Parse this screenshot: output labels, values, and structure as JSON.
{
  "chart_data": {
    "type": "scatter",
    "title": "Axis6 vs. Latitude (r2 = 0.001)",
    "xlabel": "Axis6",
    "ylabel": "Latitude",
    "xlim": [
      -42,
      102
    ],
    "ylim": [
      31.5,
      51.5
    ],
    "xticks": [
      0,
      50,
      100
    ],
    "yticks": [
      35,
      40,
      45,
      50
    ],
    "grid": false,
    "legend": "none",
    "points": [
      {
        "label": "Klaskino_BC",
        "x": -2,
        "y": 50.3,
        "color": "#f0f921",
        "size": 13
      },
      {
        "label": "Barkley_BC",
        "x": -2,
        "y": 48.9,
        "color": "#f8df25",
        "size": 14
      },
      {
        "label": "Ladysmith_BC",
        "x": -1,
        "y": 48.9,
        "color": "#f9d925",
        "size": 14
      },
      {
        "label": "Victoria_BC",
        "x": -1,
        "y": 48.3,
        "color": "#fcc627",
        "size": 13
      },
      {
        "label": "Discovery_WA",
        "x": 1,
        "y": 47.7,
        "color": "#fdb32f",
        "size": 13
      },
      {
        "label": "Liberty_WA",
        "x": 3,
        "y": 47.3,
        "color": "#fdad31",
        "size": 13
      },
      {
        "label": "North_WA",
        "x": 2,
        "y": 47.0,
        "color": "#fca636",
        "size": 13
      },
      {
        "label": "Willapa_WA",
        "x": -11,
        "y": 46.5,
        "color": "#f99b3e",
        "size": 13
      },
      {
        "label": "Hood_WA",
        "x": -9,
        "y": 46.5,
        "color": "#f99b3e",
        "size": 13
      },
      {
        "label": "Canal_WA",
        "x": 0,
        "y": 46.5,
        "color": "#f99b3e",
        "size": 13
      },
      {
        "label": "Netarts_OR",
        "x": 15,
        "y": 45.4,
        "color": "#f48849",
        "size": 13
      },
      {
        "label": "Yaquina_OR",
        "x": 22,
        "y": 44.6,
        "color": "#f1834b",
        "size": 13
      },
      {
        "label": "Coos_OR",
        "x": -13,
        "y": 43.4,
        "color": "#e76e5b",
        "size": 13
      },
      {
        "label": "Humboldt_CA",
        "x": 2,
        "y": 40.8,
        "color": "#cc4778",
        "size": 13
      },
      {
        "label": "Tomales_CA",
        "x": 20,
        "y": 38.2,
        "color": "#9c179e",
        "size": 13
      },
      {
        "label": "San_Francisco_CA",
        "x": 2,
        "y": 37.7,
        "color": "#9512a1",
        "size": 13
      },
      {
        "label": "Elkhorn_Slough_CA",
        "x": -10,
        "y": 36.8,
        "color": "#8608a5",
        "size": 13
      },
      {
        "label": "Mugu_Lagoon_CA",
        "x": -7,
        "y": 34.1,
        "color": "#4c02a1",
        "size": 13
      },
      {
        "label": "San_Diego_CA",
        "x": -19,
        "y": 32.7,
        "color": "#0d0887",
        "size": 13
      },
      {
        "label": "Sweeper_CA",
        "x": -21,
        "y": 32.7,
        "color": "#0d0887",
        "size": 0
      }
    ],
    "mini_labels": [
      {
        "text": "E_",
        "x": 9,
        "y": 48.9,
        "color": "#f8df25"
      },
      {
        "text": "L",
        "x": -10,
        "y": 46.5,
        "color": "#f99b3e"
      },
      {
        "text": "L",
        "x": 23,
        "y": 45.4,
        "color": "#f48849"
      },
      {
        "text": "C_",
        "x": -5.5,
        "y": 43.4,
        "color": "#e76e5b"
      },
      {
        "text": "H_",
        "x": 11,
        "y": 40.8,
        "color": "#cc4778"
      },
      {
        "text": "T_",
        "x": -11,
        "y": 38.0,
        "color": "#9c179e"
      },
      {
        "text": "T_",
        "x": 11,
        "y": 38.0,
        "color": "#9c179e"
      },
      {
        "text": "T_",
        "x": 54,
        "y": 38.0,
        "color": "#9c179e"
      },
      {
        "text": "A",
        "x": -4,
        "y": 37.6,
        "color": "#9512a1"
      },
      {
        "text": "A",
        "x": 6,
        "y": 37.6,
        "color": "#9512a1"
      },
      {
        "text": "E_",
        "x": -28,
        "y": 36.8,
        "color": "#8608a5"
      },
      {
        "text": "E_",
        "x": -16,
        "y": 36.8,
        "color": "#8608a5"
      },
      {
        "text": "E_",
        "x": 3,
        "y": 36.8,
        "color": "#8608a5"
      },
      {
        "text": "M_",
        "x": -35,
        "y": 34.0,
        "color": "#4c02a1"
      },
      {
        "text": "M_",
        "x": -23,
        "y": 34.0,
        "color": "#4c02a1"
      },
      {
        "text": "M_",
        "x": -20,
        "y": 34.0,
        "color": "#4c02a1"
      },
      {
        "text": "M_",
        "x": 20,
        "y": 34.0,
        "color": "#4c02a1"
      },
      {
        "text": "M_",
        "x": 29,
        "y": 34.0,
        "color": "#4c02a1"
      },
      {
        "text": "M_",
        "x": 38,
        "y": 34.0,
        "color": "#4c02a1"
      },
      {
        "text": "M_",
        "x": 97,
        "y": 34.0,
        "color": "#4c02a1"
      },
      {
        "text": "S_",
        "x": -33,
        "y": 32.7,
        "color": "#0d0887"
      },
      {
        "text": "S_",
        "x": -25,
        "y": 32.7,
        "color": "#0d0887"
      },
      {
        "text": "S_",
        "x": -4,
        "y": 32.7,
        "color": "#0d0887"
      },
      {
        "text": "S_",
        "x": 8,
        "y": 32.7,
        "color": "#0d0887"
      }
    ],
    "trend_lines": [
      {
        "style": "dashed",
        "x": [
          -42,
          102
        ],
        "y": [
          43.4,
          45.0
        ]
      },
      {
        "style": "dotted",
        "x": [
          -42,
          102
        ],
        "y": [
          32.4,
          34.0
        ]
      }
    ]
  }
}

------------

WRITTEN PROBLEM
Reproduce all of the entries word for word.

RESULT OF THIS EXERCISE
Parse this screenshot: output labels, values, and structure as JSON.
{
  "chart_data": {
    "type": "scatter",
    "title": "Axis6 vs. Latitude (r2 = 0.001)",
    "xlabel": "Axis6",
    "ylabel": "Latitude",
    "xlim": [
      -42,
      102
    ],
    "ylim": [
      31.5,
      51.5
    ],
    "xticks": [
      0,
      50,
      100
    ],
    "yticks": [
      35,
      40,
      45,
      50
    ],
    "grid": false,
    "legend": "none",
    "points": [
      {
        "label": "Klaskino_BC",
        "x": -2,
        "y": 50.3,
        "color": "#f0f921",
        "size": 13
      },
      {
        "label": "Barkley_BC",
        "x": -2,
        "y": 48.9,
        "color": "#f8df25",
        "size": 14
      },
      {
        "label": "Ladysmith_BC",
        "x": -1,
        "y": 48.9,
        "color": "#f9d925",
        "size": 14
      },
      {
        "label": "Victoria_BC",
        "x": -1,
        "y": 48.3,
        "color": "#fcc627",
        "size": 13
      },
      {
        "label": "Discovery_WA",
        "x": 1,
        "y": 47.7,
        "color": "#fdb32f",
        "size": 13
      },
      {
        "label": "Liberty_WA",
        "x": 3,
        "y": 47.3,
        "color": "#fdad31",
        "size": 13
      },
      {
        "label": "North_WA",
        "x": 2,
        "y": 47.0,
        "color": "#fca636",
        "size": 13
      },
      {
        "label": "Willapa_WA",
        "x": -11,
        "y": 46.5,
        "color": "#f99b3e",
        "size": 13
      },
      {
        "label": "Hood_WA",
        "x": -9,
        "y": 46.5,
        "color": "#f99b3e",
        "size": 13
      },
      {
        "label": "Canal_WA",
        "x": 0,
        "y": 46.5,
        "color": "#f99b3e",
        "size": 13
      },
      {
        "label": "Netarts_OR",
        "x": 15,
        "y": 45.4,
        "color": "#f48849",
        "size": 13
      },
      {
        "label": "Yaquina_OR",
        "x": 22,
        "y": 44.6,
        "color": "#f1834b",
        "size": 13
      },
      {
        "label": "Coos_OR",
        "x": -13,
        "y": 43.4,
        "color": "#e76e5b",
        "size": 13
      },
      {
        "label": "Humboldt_CA",
        "x": 2,
        "y": 40.8,
        "color": "#cc4778",
        "size": 13
      },
      {
        "label": "Tomales_CA",
        "x": 20,
        "y": 38.2,
        "color": "#9c179e",
        "size": 13
      },
      {
        "label": "San_Francisco_CA",
        "x": 2,
        "y": 37.7,
        "color": "#9512a1",
        "size": 13
      },
      {
        "label": "Elkhorn_Slough_CA",
        "x": -10,
        "y": 36.8,
        "color": "#8608a5",
        "size": 13
      },
      {
        "label": "Mugu_Lagoon_CA",
        "x": -7,
        "y": 34.1,
        "color": "#4c02a1",
        "size": 13
      },
      {
        "label": "San_Diego_CA",
        "x": -19,
        "y": 32.7,
        "color": "#0d0887",
        "size": 13
      },
      {
        "label": "Sweeper_CA",
        "x": -21,
        "y": 32.7,
        "color": "#0d0887",
        "size": 0
      }
    ],
    "mini_labels": [
      {
        "text": "E_",
        "x": 9,
        "y": 48.9,
        "color": "#f8df25"
      },
      {
        "text": "L",
        "x": -10,
        "y": 46.5,
        "color": "#f99b3e"
      },
      {
        "text": "L",
        "x": 23,
        "y": 45.4,
        "color": "#f48849"
      },
      {
        "text": "C_",
        "x": -5.5,
        "y": 43.4,
        "color": "#e76e5b"
      },
      {
        "text": "H_",
        "x": 11,
        "y": 40.8,
        "color": "#cc4778"
      },
      {
        "text": "T_",
        "x": -11,
        "y": 38.0,
        "color": "#9c179e"
      },
      {
        "text": "T_",
        "x": 11,
        "y": 38.0,
        "color": "#9c179e"
      },
      {
        "text": "T_",
        "x": 54,
        "y": 38.0,
        "color": "#9c179e"
      },
      {
        "text": "A",
        "x": -4,
        "y": 37.6,
        "color": "#9512a1"
      },
      {
        "text": "A",
        "x": 6,
        "y": 37.6,
        "color": "#9512a1"
      },
      {
        "text": "E_",
        "x": -28,
        "y": 36.8,
        "color": "#8608a5"
      },
      {
        "text": "E_",
        "x": -16,
        "y": 36.8,
        "color": "#8608a5"
      },
      {
        "text": "E_",
        "x": 3,
        "y": 36.8,
        "color": "#8608a5"
      },
      {
        "text": "M_",
        "x": -35,
        "y": 34.0,
        "color": "#4c02a1"
      },
      {
        "text": "M_",
        "x": -23,
        "y": 34.0,
        "color": "#4c02a1"
      },
      {
        "text": "M_",
        "x": -20,
        "y": 34.0,
        "color": "#4c02a1"
      },
      {
        "text": "M_",
        "x": 20,
        "y": 34.0,
        "color": "#4c02a1"
      },
      {
        "text": "M_",
        "x": 29,
        "y": 34.0,
        "color": "#4c02a1"
      },
      {
        "text": "M_",
        "x": 38,
        "y": 34.0,
        "color": "#4c02a1"
      },
      {
        "text": "M_",
        "x": 97,
        "y": 34.0,
        "color": "#4c02a1"
      },
      {
        "text": "S_",
        "x": -33,
        "y": 32.7,
        "color": "#0d0887"
      },
      {
        "text": "S_",
        "x": -25,
        "y": 32.7,
        "color": "#0d0887"
      },
      {
        "text": "S_",
        "x": -4,
        "y": 32.7,
        "color": "#0d0887"
      },
      {
        "text": "S_",
        "x": 8,
        "y": 32.7,
        "color": "#0d0887"
      }
    ],
    "trend_lines": [
      {
        "style": "dashed",
        "x": [
          -42,
          102
        ],
        "y": [
          43.4,
          45.0
        ]
      },
      {
        "style": "dotted",
        "x": [
          -42,
          102
        ],
        "y": [
          32.4,
          34.0
        ]
      }
    ]
  }
}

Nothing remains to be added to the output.